>>>>>
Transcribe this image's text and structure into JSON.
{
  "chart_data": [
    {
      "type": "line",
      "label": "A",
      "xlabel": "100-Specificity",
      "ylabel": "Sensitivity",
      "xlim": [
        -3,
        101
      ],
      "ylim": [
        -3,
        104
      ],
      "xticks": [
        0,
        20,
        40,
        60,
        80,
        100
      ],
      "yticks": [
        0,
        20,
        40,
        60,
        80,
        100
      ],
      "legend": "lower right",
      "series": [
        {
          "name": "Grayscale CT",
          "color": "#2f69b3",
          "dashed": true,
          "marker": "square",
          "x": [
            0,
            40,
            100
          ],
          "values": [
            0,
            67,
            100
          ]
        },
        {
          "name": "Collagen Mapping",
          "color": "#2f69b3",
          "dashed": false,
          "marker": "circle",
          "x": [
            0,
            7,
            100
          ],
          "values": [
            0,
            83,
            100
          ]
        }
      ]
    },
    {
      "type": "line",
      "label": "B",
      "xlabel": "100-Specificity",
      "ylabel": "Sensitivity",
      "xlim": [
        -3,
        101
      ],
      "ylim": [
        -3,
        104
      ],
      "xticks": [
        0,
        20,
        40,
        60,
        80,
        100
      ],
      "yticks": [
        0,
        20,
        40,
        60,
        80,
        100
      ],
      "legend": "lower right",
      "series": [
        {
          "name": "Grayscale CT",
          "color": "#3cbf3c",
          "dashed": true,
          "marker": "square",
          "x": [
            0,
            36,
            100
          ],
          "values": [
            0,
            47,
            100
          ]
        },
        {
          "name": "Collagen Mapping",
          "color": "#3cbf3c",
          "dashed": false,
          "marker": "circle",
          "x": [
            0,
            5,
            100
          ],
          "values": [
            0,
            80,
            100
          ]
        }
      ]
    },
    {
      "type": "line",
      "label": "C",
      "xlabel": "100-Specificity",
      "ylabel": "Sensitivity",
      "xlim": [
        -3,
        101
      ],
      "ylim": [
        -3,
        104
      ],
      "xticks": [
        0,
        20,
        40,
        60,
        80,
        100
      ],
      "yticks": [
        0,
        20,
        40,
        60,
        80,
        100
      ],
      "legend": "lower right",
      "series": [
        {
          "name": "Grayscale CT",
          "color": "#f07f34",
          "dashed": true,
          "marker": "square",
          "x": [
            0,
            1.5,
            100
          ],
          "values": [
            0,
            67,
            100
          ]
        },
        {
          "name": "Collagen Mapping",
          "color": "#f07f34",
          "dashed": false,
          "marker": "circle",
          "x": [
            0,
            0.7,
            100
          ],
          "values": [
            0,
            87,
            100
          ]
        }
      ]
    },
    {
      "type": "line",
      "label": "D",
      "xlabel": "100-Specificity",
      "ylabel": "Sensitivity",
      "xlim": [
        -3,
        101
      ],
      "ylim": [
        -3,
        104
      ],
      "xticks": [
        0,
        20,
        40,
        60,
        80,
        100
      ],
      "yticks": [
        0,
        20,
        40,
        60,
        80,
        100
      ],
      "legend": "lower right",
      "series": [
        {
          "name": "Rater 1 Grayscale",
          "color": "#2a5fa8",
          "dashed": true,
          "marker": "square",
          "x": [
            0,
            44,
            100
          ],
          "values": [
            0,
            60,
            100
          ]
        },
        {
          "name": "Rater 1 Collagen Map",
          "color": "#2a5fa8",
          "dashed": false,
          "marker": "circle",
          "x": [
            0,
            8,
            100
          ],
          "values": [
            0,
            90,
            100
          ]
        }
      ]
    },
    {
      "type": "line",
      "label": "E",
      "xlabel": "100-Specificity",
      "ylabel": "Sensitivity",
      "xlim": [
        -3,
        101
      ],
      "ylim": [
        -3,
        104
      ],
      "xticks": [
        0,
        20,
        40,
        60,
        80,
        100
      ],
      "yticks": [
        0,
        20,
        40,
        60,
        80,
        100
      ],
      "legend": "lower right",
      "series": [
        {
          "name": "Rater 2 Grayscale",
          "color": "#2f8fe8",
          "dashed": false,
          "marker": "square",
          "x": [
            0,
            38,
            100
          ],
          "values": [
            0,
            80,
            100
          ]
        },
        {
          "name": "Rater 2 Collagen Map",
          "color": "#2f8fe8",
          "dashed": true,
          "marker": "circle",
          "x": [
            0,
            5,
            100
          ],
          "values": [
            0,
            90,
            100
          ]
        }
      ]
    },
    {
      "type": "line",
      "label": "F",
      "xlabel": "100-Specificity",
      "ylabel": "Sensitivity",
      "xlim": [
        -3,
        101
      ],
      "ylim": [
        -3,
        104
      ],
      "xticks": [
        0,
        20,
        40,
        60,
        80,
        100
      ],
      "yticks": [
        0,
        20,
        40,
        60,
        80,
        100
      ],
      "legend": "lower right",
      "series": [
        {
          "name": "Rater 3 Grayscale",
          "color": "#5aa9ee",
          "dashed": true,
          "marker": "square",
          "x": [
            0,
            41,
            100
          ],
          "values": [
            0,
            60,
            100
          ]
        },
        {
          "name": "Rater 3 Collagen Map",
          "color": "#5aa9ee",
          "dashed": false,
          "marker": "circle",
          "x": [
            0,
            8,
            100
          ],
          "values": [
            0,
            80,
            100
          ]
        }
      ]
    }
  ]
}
<<<<<
WORK INSTRUCTIONS: Produce an exact copy of the whole listing.

OUTPUT OF THE TASK:
Transcribe this image's text and structure into JSON.
{
  "chart_data": [
    {
      "type": "line",
      "label": "A",
      "xlabel": "100-Specificity",
      "ylabel": "Sensitivity",
      "xlim": [
        -3,
        101
      ],
      "ylim": [
        -3,
        104
      ],
      "xticks": [
        0,
        20,
        40,
        60,
        80,
        100
      ],
      "yticks": [
        0,
        20,
        40,
        60,
        80,
        100
      ],
      "legend": "lower right",
      "series": [
        {
          "name": "Grayscale CT",
          "color": "#2f69b3",
          "dashed": true,
          "marker": "square",
          "x": [
            0,
            40,
            100
          ],
          "values": [
            0,
            67,
            100
          ]
        },
        {
          "name": "Collagen Mapping",
          "color": "#2f69b3",
          "dashed": false,
          "marker": "circle",
          "x": [
            0,
            7,
            100
          ],
          "values": [
            0,
            83,
            100
          ]
        }
      ]
    },
    {
      "type": "line",
      "label": "B",
      "xlabel": "100-Specificity",
      "ylabel": "Sensitivity",
      "xlim": [
        -3,
        101
      ],
      "ylim": [
        -3,
        104
      ],
      "xticks": [
        0,
        20,
        40,
        60,
        80,
        100
      ],
      "yticks": [
        0,
        20,
        40,
        60,
        80,
        100
      ],
      "legend": "lower right",
      "series": [
        {
          "name": "Grayscale CT",
          "color": "#3cbf3c",
          "dashed": true,
          "marker": "square",
          "x": [
            0,
            36,
            100
          ],
          "values": [
            0,
            47,
            100
          ]
        },
        {
          "name": "Collagen Mapping",
          "color": "#3cbf3c",
          "dashed": false,
          "marker": "circle",
          "x": [
            0,
            5,
            100
          ],
          "values": [
            0,
            80,
            100
          ]
        }
      ]
    },
    {
      "type": "line",
      "label": "C",
      "xlabel": "100-Specificity",
      "ylabel": "Sensitivity",
      "xlim": [
        -3,
        101
      ],
      "ylim": [
        -3,
        104
      ],
      "xticks": [
        0,
        20,
        40,
        60,
        80,
        100
      ],
      "yticks": [
        0,
        20,
        40,
        60,
        80,
        100
      ],
      "legend": "lower right",
      "series": [
        {
          "name": "Grayscale CT",
          "color": "#f07f34",
          "dashed": true,
          "marker": "square",
          "x": [
            0,
            1.5,
            100
          ],
          "values": [
            0,
            67,
            100
          ]
        },
        {
          "name": "Collagen Mapping",
          "color": "#f07f34",
          "dashed": false,
          "marker": "circle",
          "x": [
            0,
            0.7,
            100
          ],
          "values": [
            0,
            87,
            100
          ]
        }
      ]
    },
    {
      "type": "line",
      "label": "D",
      "xlabel": "100-Specificity",
      "ylabel": "Sensitivity",
      "xlim": [
        -3,
        101
      ],
      "ylim": [
        -3,
        104
      ],
      "xticks": [
        0,
        20,
        40,
        60,
        80,
        100
      ],
      "yticks": [
        0,
        20,
        40,
        60,
        80,
        100
      ],
      "legend": "lower right",
      "series": [
        {
          "name": "Rater 1 Grayscale",
          "color": "#2a5fa8",
          "dashed": true,
          "marker": "square",
          "x": [
            0,
            44,
            100
          ],
          "values": [
            0,
            60,
            100
          ]
        },
        {
          "name": "Rater 1 Collagen Map",
          "color": "#2a5fa8",
          "dashed": false,
          "marker": "circle",
          "x": [
            0,
            8,
            100
          ],
          "values": [
            0,
            90,
            100
          ]
        }
      ]
    },
    {
      "type": "line",
      "label": "E",
      "xlabel": "100-Specificity",
      "ylabel": "Sensitivity",
      "xlim": [
        -3,
        101
      ],
      "ylim": [
        -3,
        104
      ],
      "xticks": [
        0,
        20,
        40,
        60,
        80,
        100
      ],
      "yticks": [
        0,
        20,
        40,
        60,
        80,
        100
      ],
      "legend": "lower right",
      "series": [
        {
          "name": "Rater 2 Grayscale",
          "color": "#2f8fe8",
          "dashed": false,
          "marker": "square",
          "x": [
            0,
            38,
            100
          ],
          "values": [
            0,
            80,
            100
          ]
        },
        {
          "name": "Rater 2 Collagen Map",
          "color": "#2f8fe8",
          "dashed": true,
          "marker": "circle",
          "x": [
            0,
            5,
            100
          ],
          "values": [
            0,
            90,
            100
          ]
        }
      ]
    },
    {
      "type": "line",
      "label": "F",
      "xlabel": "100-Specificity",
      "ylabel": "Sensitivity",
      "xlim": [
        -3,
        101
      ],
      "ylim": [
        -3,
        104
      ],
      "xticks": [
        0,
        20,
        40,
        60,
        80,
        100
      ],
      "yticks": [
        0,
        20,
        40,
        60,
        80,
        100
      ],
      "legend": "lower right",
      "series": [
        {
          "name": "Rater 3 Grayscale",
          "color": "#5aa9ee",
          "dashed": true,
          "marker": "square",
          "x": [
            0,
            41,
            100
          ],
          "values": [
            0,
            60,
            100
          ]
        },
        {
          "name": "Rater 3 Collagen Map",
          "color": "#5aa9ee",
          "dashed": false,
          "marker": "circle",
          "x": [
            0,
            8,
            100
          ],
          "values": [
            0,
            80,
            100
          ]
        }
      ]
    }
  ]
}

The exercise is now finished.